- [Element-and-box listings]:
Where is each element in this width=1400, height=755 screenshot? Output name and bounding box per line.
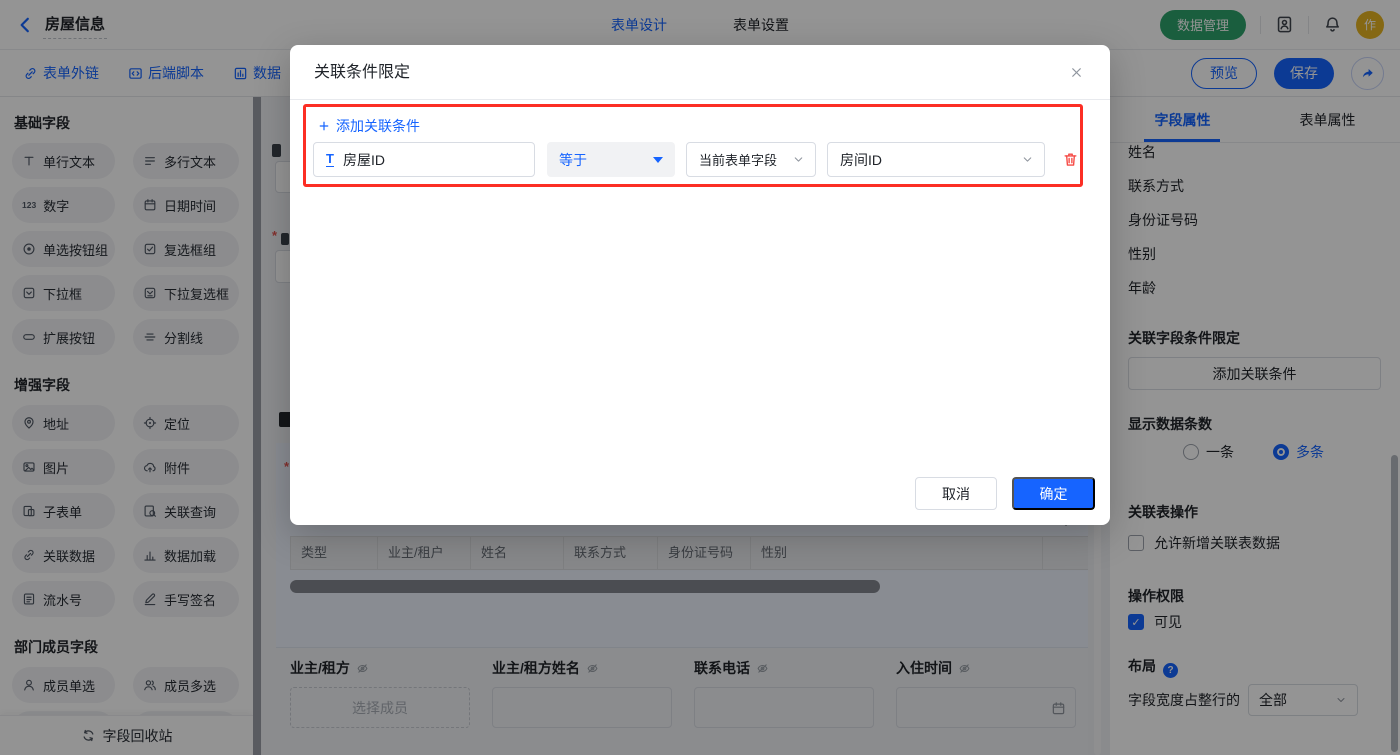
- text-field-icon: T: [326, 152, 334, 167]
- condition-row: T 房屋ID 等于 当前表单字段 房间ID: [313, 142, 1079, 177]
- chevron-down-icon: [792, 153, 805, 166]
- delete-condition-icon[interactable]: [1062, 151, 1079, 168]
- caret-down-icon: [653, 157, 663, 163]
- add-condition-link[interactable]: 添加关联条件: [318, 116, 420, 136]
- confirm-button[interactable]: 确定: [1012, 477, 1095, 510]
- operator-select[interactable]: 等于: [547, 142, 675, 177]
- app: 房屋信息 表单设计 表单设置 数据管理 作 表单外链 后端脚本: [0, 0, 1400, 755]
- relation-condition-modal: 关联条件限定 添加关联条件 T 房屋ID 等于 当前表单字段 房间ID: [290, 45, 1110, 525]
- close-icon[interactable]: [1069, 65, 1084, 80]
- modal-header: 关联条件限定: [290, 45, 1110, 100]
- plus-icon: [318, 120, 330, 132]
- value-source-select[interactable]: 当前表单字段: [686, 142, 816, 177]
- chevron-down-icon: [1021, 153, 1034, 166]
- target-field-select[interactable]: 房间ID: [827, 142, 1045, 177]
- condition-field-input[interactable]: T 房屋ID: [313, 142, 535, 177]
- cancel-button[interactable]: 取消: [915, 477, 997, 510]
- modal-title: 关联条件限定: [314, 45, 410, 100]
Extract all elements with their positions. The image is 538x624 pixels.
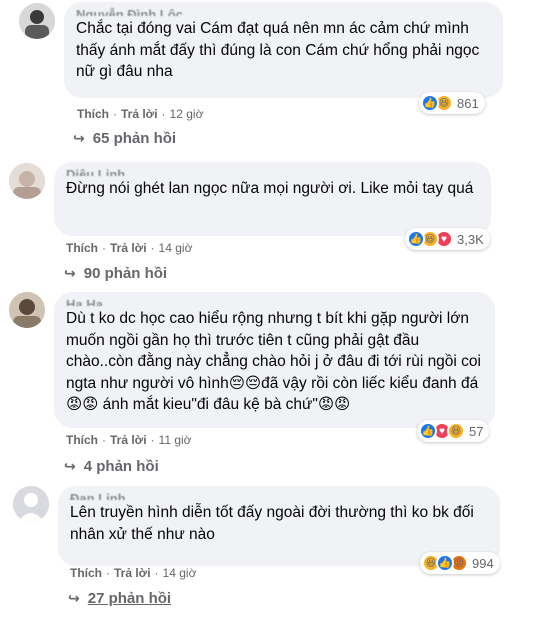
like-button[interactable]: Thích [66, 433, 98, 447]
comment-author[interactable]: Đan Linh [70, 492, 488, 500]
reply-button[interactable]: Trả lời [110, 241, 147, 255]
avatar-image [13, 486, 49, 522]
replies-count-label: 90 phản hồi [83, 265, 168, 282]
reaction-count: 57 [469, 423, 484, 439]
reaction-summary[interactable]: 😆 👍 😡 994 [420, 552, 500, 574]
reply-arrow-icon: ↪ [64, 458, 76, 474]
separator-dot: · [161, 107, 166, 121]
separator-dot: · [150, 433, 155, 447]
reaction-summary[interactable]: 👍 ♥ 😆 57 [417, 420, 490, 442]
reply-arrow-icon: ↪ [68, 590, 80, 606]
separator-dot: · [150, 241, 155, 255]
avatar-image [9, 163, 45, 199]
separator-dot: · [102, 241, 106, 255]
comment-2: Diệu Linh Đừng nói ghét lan ngọc nữa mọi… [0, 160, 538, 290]
comment-text: Đừng nói ghét lan ngọc nữa mọi người ơi.… [66, 180, 474, 197]
view-replies-link[interactable]: ↪ 90 phản hồi [64, 265, 167, 282]
comment-actions: Thích · Trả lời · 14 giờ [70, 566, 196, 580]
comment-author[interactable]: Nguyễn Đình Lộc [76, 8, 491, 16]
separator-dot: · [106, 566, 110, 580]
separator-dot: · [154, 566, 159, 580]
avatar[interactable] [9, 292, 45, 328]
replies-count-label: 4 phản hồi [83, 458, 159, 475]
comment-actions: Thích · Trả lời · 12 giờ [77, 107, 203, 121]
comment-time[interactable]: 14 giờ [159, 241, 193, 255]
replies-count-label: 65 phản hồi [92, 130, 177, 147]
like-icon: 👍 [419, 422, 437, 440]
comment-text: Lên truyền hình diễn tốt đấy ngoài đời t… [70, 504, 479, 543]
avatar[interactable] [9, 163, 45, 199]
comment-time[interactable]: 11 giờ [159, 433, 192, 447]
view-replies-link[interactable]: ↪ 4 phản hồi [64, 458, 159, 475]
replies-count-label: 27 phản hồi [87, 590, 172, 607]
comment-3: Hạ Hạ Dù t ko dc học cao hiểu rộng nhưng… [0, 290, 538, 480]
like-icon: 👍 [407, 230, 425, 248]
comment-bubble: Diệu Linh Đừng nói ghét lan ngọc nữa mọi… [54, 162, 491, 236]
comment-bubble: Nguyễn Đình Lộc Chắc tại đóng vai Cám đạ… [64, 2, 503, 98]
reply-button[interactable]: Trả lời [114, 566, 151, 580]
like-button[interactable]: Thích [77, 107, 109, 121]
reply-arrow-icon: ↪ [73, 130, 85, 146]
like-icon: 👍 [421, 94, 439, 112]
separator-dot: · [113, 107, 117, 121]
comment-1: Nguyễn Đình Lộc Chắc tại đóng vai Cám đạ… [0, 0, 538, 160]
comment-bubble: Hạ Hạ Dù t ko dc học cao hiểu rộng nhưng… [54, 292, 495, 428]
comment-time[interactable]: 12 giờ [170, 107, 204, 121]
comment-author[interactable]: Hạ Hạ [66, 298, 483, 306]
reaction-count: 3,3K [457, 231, 484, 247]
comment-actions: Thích · Trả lời · 11 giờ [66, 433, 192, 447]
reply-button[interactable]: Trả lời [121, 107, 158, 121]
view-replies-link[interactable]: ↪ 27 phản hồi [68, 590, 171, 607]
comment-actions: Thích · Trả lời · 14 giờ [66, 241, 192, 255]
haha-icon: 😆 [447, 422, 465, 440]
separator-dot: · [102, 433, 106, 447]
avatar[interactable] [19, 3, 55, 39]
reply-arrow-icon: ↪ [64, 265, 76, 281]
reaction-count: 994 [472, 555, 494, 571]
view-replies-link[interactable]: ↪ 65 phản hồi [73, 130, 176, 147]
like-icon: 👍 [436, 554, 454, 572]
like-button[interactable]: Thích [70, 566, 102, 580]
avatar[interactable] [13, 486, 49, 522]
avatar-image [19, 3, 55, 39]
comment-text: Dù t ko dc học cao hiểu rộng nhưng t bít… [66, 310, 486, 413]
reaction-count: 861 [457, 95, 479, 111]
avatar-image [9, 292, 45, 328]
comment-author[interactable]: Diệu Linh [66, 168, 479, 176]
comment-time[interactable]: 14 giờ [163, 566, 197, 580]
reaction-summary[interactable]: 👍 😆 ♥ 3,3K [405, 228, 490, 250]
comment-4: Đan Linh Lên truyền hình diễn tốt đấy ng… [0, 482, 538, 624]
reaction-summary[interactable]: 👍 😆 861 [419, 92, 485, 114]
comment-text: Chắc tại đóng vai Cám đạt quá nên mn ác … [76, 20, 484, 80]
reply-button[interactable]: Trả lời [110, 433, 147, 447]
like-button[interactable]: Thích [66, 241, 98, 255]
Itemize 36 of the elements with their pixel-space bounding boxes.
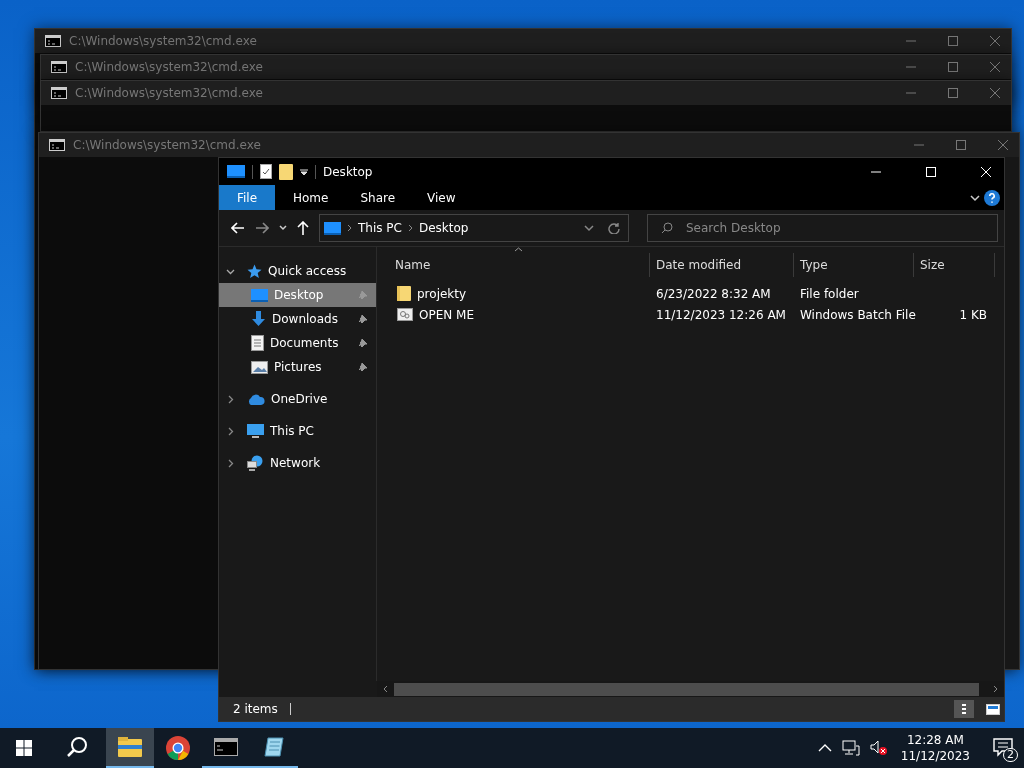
file-name[interactable]: OPEN ME bbox=[419, 307, 474, 322]
table-cell-text: 11/12/2023 12:26 AM bbox=[655, 307, 787, 322]
breadcrumb-item[interactable]: This PC bbox=[358, 221, 402, 235]
address-bar[interactable]: This PC Desktop bbox=[319, 214, 629, 242]
table-cell-text: 6/23/2022 8:32 AM bbox=[655, 286, 772, 301]
file-menu-button[interactable]: File bbox=[219, 185, 275, 210]
nav-item[interactable]: Documents bbox=[219, 331, 376, 355]
nav-item[interactable]: OneDrive bbox=[271, 392, 328, 406]
nav-item[interactable]: Quick access bbox=[268, 264, 347, 278]
clock-time[interactable]: 12:28 AM bbox=[906, 732, 964, 748]
table-cell-text: File folder bbox=[799, 286, 860, 301]
breadcrumb-item[interactable]: Desktop bbox=[418, 221, 469, 235]
table-cell: 1 KB bbox=[959, 307, 987, 322]
notification-count: 2 bbox=[1003, 748, 1018, 762]
file-name[interactable]: projekty bbox=[417, 286, 467, 301]
ribbon-tab[interactable]: Share bbox=[346, 185, 410, 210]
status-text: 2 items bbox=[233, 702, 278, 716]
nav-item[interactable]: This PC bbox=[270, 424, 314, 438]
column-header[interactable]: Date modified bbox=[650, 253, 794, 277]
column-header[interactable]: Name bbox=[377, 253, 650, 277]
nav-item[interactable]: Desktop bbox=[219, 283, 376, 307]
clock-date[interactable]: 11/12/2023 bbox=[900, 748, 970, 764]
column-header[interactable]: Size bbox=[914, 253, 995, 277]
ribbon-tab[interactable]: View bbox=[413, 185, 470, 210]
window-title: C:\Windows\system32\cmd.exe bbox=[69, 34, 257, 48]
window-title: C:\Windows\system32\cmd.exe bbox=[75, 86, 263, 100]
window-title: Desktop bbox=[323, 164, 373, 179]
ribbon-tab[interactable]: Home bbox=[279, 185, 343, 210]
nav-item[interactable]: Downloads bbox=[219, 307, 376, 331]
column-header[interactable]: Type bbox=[794, 253, 914, 277]
nav-item[interactable]: Pictures bbox=[219, 355, 376, 379]
window-title: C:\Windows\system32\cmd.exe bbox=[75, 60, 263, 74]
nav-item[interactable]: Network bbox=[270, 456, 321, 470]
window-title: C:\Windows\system32\cmd.exe bbox=[73, 138, 261, 152]
search-field[interactable]: Search Desktop bbox=[647, 214, 998, 242]
table-cell-text: Windows Batch File bbox=[799, 307, 914, 322]
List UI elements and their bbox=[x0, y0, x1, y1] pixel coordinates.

- [Requirement]: Copy out every line in the entries above, starting with the line that contains "- text-field-icon: T: [326, 152, 334, 167]" and ending with the line that contains "Extract all elements", both included.

- [Written answer]:
- text-field-icon: T: [326, 152, 334, 167]
- condition-row: T 房屋ID 等于 当前表单字段 房间ID: [313, 142, 1079, 177]
- chevron-down-icon: [792, 153, 805, 166]
- delete-condition-icon[interactable]: [1062, 151, 1079, 168]
- caret-down-icon: [653, 157, 663, 163]
- add-condition-link[interactable]: 添加关联条件: [318, 116, 420, 136]
- confirm-button[interactable]: 确定: [1012, 477, 1095, 510]
- operator-select[interactable]: 等于: [547, 142, 675, 177]
- app: 房屋信息 表单设计 表单设置 数据管理 作 表单外链 后端脚本: [0, 0, 1400, 755]
- relation-condition-modal: 关联条件限定 添加关联条件 T 房屋ID 等于 当前表单字段 房间ID: [290, 45, 1110, 525]
- close-icon[interactable]: [1069, 65, 1084, 80]
- modal-header: 关联条件限定: [290, 45, 1110, 100]
- plus-icon: [318, 120, 330, 132]
- value-source-select[interactable]: 当前表单字段: [686, 142, 816, 177]
- chevron-down-icon: [1021, 153, 1034, 166]
- target-field-select[interactable]: 房间ID: [827, 142, 1045, 177]
- condition-field-input[interactable]: T 房屋ID: [313, 142, 535, 177]
- cancel-button[interactable]: 取消: [915, 477, 997, 510]
- modal-title: 关联条件限定: [314, 45, 410, 100]
Extract all elements with their positions. The image is 538x624 pixels.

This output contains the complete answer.